* _Task directions_
Check each line of the listing for the word "value" and give only the number of lines that have it.

+++ Excerpted records +++

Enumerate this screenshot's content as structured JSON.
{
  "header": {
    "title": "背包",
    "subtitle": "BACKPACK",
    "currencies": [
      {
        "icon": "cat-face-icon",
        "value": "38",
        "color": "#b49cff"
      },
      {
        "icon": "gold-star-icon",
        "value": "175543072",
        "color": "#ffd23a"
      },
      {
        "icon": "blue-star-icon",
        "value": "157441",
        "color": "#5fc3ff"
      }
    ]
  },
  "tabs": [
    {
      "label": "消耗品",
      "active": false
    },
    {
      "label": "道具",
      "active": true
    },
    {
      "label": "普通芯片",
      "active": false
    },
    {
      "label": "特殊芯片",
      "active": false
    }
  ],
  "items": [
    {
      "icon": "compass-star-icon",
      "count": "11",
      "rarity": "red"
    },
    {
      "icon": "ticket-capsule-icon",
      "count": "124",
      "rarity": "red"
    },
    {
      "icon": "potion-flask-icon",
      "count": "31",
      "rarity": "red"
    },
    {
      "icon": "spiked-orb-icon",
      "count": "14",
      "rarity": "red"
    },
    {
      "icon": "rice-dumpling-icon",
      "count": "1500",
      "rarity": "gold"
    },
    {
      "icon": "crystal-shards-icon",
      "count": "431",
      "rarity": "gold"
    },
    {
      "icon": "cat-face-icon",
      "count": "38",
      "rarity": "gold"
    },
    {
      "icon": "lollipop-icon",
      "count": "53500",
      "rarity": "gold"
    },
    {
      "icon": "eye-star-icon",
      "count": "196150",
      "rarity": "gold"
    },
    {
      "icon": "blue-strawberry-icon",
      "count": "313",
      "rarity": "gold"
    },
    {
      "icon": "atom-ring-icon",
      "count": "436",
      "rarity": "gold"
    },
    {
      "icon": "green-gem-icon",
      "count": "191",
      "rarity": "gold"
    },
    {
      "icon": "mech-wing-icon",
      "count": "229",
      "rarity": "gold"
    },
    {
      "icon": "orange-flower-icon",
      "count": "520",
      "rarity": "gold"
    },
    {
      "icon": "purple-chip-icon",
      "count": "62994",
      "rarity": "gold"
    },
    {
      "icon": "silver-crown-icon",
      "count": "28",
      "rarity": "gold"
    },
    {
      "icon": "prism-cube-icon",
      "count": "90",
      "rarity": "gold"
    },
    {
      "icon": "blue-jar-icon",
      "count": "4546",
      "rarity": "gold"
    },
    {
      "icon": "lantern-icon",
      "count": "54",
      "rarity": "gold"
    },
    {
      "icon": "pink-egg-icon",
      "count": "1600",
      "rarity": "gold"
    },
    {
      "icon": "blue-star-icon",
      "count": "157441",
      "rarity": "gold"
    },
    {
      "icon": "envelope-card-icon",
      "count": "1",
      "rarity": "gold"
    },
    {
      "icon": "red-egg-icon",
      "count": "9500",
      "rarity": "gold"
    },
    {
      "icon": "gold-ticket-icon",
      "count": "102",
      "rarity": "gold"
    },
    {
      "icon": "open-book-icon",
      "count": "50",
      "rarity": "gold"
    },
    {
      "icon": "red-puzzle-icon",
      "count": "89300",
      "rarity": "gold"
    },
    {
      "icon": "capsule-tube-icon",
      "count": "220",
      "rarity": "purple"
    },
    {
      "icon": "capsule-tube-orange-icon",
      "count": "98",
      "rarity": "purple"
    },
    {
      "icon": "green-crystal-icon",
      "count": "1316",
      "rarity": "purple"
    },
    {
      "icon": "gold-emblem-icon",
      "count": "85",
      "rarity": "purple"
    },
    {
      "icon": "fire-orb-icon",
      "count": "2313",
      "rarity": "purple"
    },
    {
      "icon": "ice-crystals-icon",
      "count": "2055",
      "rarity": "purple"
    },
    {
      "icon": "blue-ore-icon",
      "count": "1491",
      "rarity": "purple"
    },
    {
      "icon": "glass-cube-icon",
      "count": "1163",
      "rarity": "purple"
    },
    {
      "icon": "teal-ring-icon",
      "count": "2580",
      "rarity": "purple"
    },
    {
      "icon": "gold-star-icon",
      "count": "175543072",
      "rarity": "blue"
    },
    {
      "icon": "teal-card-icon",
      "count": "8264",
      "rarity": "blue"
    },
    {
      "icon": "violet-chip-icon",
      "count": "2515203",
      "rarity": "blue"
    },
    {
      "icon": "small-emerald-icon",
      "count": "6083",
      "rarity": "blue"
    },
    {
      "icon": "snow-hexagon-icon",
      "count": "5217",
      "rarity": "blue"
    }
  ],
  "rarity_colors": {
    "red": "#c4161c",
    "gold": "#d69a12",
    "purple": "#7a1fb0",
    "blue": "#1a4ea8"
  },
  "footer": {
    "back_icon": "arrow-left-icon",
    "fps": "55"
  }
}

+++

* _Answer_
3